'''
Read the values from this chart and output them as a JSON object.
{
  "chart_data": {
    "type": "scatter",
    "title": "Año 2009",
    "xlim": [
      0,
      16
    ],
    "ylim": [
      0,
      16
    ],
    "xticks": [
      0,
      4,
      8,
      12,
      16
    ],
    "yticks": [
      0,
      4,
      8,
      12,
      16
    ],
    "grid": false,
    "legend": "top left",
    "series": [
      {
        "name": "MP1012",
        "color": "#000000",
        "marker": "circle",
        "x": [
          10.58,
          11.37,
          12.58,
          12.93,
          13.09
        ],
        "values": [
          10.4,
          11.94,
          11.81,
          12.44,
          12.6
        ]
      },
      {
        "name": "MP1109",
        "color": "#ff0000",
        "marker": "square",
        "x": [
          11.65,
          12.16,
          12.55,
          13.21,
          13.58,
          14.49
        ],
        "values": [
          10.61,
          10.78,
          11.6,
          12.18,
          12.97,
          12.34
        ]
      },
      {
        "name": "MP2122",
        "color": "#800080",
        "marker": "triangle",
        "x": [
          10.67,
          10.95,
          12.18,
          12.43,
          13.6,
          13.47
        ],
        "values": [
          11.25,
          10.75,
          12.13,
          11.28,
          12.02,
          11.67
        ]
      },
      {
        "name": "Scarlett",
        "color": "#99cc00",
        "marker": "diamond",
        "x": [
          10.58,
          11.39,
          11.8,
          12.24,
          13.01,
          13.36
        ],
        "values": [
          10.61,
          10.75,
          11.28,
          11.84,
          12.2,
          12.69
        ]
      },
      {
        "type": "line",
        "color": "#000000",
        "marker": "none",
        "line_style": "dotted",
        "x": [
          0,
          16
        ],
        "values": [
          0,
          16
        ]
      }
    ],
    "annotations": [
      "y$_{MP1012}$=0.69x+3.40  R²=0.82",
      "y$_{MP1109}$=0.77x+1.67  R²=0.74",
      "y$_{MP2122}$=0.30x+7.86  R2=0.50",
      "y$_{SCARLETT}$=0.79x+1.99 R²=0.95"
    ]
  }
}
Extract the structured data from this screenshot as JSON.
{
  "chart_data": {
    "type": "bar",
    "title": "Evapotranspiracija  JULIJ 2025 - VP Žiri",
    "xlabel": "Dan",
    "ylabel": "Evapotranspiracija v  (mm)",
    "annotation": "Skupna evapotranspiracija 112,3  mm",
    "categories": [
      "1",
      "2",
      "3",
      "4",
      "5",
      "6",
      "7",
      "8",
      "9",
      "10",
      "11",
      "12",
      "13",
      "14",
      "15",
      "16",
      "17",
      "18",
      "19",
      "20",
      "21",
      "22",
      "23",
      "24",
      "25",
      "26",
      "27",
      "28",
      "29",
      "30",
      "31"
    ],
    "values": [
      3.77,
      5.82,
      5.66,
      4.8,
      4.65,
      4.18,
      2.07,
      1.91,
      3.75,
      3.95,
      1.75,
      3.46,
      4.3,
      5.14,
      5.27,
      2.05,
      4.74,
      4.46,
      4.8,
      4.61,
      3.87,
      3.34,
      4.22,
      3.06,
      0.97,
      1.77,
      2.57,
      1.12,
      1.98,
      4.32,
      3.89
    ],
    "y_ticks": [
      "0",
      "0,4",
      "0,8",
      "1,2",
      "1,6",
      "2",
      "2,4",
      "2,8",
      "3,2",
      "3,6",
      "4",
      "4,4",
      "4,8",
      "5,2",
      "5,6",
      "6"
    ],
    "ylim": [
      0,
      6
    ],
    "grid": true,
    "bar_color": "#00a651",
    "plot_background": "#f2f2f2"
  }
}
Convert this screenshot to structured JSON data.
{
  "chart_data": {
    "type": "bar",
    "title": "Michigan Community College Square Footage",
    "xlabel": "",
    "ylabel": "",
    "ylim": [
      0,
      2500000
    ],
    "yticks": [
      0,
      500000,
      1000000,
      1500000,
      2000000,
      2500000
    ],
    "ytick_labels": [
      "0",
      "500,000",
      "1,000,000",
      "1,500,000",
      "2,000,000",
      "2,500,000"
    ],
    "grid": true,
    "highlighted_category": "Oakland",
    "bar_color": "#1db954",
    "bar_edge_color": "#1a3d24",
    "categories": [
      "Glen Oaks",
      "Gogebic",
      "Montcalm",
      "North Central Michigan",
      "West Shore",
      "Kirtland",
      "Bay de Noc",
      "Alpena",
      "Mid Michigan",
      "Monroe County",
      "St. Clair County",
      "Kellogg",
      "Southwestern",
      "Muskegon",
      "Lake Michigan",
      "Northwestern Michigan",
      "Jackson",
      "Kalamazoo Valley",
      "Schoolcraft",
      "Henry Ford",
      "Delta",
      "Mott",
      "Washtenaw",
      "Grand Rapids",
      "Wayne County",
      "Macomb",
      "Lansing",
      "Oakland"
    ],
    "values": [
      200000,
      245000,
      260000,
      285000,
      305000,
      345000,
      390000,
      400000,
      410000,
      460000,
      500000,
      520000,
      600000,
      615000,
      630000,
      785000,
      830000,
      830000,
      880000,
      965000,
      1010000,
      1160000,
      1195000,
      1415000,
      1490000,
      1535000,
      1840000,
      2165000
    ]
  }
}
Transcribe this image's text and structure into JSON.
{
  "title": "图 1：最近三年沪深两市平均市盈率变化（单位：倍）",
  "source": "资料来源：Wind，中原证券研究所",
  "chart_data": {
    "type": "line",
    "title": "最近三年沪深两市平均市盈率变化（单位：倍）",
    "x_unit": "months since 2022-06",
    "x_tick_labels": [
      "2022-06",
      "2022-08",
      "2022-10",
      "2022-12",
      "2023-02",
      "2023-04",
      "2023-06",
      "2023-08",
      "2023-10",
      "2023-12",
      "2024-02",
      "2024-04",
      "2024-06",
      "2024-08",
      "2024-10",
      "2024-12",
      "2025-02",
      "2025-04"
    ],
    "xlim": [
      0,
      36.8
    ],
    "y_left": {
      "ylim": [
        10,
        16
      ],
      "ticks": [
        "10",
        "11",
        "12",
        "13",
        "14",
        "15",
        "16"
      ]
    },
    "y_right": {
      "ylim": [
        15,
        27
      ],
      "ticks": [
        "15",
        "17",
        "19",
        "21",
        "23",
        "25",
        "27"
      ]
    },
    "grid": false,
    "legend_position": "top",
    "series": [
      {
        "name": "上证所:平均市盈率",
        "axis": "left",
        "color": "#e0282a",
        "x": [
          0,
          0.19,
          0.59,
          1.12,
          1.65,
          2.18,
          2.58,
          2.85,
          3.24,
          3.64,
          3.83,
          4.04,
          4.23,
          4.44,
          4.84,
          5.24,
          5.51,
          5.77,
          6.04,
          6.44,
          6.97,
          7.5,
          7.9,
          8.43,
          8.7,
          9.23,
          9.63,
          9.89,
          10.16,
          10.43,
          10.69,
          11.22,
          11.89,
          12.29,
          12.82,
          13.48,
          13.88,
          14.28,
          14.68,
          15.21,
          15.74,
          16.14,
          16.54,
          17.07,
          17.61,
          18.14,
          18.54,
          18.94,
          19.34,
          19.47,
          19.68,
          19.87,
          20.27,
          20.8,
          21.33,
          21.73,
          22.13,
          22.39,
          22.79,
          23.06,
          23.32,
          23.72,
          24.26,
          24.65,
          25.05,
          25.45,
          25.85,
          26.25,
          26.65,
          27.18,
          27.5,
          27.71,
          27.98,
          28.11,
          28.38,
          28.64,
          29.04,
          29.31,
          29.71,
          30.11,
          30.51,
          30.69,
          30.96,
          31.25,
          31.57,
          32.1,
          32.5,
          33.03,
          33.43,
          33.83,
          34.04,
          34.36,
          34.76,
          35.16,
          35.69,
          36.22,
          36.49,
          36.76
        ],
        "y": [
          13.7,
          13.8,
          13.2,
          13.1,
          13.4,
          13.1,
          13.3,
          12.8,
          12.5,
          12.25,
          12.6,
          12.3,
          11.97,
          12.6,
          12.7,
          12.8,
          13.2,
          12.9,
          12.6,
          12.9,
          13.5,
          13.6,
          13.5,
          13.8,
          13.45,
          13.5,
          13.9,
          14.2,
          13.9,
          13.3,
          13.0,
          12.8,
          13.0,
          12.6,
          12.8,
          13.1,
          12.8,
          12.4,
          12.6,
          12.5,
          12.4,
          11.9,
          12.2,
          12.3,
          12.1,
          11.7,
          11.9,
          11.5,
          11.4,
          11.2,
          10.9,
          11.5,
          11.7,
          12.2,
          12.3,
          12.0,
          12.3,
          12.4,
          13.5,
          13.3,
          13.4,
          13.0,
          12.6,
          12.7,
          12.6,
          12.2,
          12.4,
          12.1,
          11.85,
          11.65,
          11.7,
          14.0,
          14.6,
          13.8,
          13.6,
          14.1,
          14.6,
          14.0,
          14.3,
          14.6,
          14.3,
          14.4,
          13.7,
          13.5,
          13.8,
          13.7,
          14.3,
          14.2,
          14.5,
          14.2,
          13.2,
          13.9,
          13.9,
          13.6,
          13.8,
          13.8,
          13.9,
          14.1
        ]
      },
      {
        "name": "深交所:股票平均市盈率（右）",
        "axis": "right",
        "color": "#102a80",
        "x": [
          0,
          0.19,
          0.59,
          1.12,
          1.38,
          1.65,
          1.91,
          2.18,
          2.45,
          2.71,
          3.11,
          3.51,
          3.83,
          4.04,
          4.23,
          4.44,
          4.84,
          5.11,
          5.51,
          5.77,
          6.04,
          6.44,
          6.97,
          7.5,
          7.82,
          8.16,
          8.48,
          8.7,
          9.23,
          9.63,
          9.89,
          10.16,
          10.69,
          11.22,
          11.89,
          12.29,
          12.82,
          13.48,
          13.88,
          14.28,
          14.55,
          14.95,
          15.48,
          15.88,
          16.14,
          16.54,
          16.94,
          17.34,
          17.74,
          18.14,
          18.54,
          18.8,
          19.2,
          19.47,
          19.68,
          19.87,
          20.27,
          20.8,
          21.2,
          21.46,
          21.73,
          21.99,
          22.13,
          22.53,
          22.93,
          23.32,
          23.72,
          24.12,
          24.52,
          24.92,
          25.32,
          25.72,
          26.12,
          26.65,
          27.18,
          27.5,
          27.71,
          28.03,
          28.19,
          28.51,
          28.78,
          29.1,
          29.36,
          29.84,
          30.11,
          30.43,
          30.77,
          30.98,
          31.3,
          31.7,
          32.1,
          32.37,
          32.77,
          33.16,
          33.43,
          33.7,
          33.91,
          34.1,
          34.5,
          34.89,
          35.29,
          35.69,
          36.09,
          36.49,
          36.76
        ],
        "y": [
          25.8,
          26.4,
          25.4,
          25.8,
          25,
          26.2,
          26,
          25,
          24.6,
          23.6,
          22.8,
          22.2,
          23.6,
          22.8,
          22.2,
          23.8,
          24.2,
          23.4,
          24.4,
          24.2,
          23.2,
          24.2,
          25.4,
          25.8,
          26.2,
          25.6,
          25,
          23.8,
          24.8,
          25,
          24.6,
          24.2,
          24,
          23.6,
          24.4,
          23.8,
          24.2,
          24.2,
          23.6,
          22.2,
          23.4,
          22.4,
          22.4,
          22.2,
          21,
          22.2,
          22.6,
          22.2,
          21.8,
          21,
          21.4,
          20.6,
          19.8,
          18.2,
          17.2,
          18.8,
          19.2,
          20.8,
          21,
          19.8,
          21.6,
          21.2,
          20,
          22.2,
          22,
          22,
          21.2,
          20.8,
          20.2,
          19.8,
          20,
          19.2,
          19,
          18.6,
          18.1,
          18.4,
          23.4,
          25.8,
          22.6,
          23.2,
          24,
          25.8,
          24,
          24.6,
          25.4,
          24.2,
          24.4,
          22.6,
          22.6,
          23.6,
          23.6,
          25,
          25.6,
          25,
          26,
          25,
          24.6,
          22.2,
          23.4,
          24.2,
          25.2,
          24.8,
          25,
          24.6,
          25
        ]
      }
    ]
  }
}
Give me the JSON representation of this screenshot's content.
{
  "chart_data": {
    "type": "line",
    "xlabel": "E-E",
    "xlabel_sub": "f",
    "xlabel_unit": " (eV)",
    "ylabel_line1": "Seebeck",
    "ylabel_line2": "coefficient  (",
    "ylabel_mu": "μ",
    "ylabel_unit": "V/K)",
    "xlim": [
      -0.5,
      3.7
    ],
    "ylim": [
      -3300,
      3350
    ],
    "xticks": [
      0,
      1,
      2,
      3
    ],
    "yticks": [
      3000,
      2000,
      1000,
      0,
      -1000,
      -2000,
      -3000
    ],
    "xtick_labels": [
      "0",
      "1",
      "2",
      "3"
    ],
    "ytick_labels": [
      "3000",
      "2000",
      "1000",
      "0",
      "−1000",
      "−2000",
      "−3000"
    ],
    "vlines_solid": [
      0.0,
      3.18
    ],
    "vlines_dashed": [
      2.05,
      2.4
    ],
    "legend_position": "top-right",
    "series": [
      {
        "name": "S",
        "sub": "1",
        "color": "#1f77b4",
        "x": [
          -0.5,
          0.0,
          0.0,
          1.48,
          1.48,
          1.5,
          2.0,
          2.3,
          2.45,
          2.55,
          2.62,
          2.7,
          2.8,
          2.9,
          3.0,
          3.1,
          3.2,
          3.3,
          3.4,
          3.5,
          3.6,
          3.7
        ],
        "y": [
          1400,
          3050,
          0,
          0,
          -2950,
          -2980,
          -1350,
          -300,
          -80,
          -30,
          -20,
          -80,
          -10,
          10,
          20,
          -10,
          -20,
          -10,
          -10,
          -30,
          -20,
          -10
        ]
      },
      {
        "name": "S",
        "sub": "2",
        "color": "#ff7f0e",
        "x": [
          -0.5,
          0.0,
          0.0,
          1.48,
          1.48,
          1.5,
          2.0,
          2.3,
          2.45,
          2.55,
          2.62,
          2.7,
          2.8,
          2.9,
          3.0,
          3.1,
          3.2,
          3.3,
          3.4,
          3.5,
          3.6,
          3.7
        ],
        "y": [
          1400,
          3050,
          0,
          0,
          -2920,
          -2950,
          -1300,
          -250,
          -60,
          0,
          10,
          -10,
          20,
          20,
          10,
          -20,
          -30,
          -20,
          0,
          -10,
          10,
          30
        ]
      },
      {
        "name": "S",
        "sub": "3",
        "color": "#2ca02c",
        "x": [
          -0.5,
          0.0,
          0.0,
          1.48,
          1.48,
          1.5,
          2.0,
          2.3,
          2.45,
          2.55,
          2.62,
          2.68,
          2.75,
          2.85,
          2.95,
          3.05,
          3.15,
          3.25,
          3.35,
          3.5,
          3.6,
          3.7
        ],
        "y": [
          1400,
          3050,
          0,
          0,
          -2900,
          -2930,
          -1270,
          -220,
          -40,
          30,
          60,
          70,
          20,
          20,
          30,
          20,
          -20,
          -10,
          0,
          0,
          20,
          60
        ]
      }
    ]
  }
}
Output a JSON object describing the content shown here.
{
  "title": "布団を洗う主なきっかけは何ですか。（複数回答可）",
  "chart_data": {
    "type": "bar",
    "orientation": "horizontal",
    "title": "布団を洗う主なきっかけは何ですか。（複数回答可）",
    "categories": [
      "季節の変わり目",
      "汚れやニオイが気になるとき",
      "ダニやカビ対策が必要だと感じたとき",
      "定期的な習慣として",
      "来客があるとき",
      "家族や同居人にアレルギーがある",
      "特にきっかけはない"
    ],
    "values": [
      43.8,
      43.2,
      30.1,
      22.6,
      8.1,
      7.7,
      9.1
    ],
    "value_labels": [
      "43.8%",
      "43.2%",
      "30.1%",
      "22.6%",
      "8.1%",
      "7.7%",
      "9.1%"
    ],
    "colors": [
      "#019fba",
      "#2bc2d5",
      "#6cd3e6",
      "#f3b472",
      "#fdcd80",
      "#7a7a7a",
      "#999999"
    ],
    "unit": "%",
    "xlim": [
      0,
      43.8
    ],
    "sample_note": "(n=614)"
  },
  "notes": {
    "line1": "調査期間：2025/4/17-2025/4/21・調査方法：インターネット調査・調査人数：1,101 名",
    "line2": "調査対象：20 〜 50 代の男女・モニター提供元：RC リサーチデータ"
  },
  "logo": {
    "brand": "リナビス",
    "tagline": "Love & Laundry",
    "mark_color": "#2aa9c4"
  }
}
'''
▸ Your objective: Gather all lines where the word "title" appears.

▸ Output of the exercise:
    "title": "Año 2009",
    "title": "Evapotranspiracija  JULIJ 2025 - VP Žiri",
    "title": "Michigan Community College Square Footage",
  "title": "图 1：最近三年沪深两市平均市盈率变化（单位：倍）",
    "title": "最近三年沪深两市平均市盈率变化（单位：倍）",
  "title": "布団を洗う主なきっかけは何ですか。（複数回答可）",
    "title": "布団を洗う主なきっかけは何ですか。（複数回答可）",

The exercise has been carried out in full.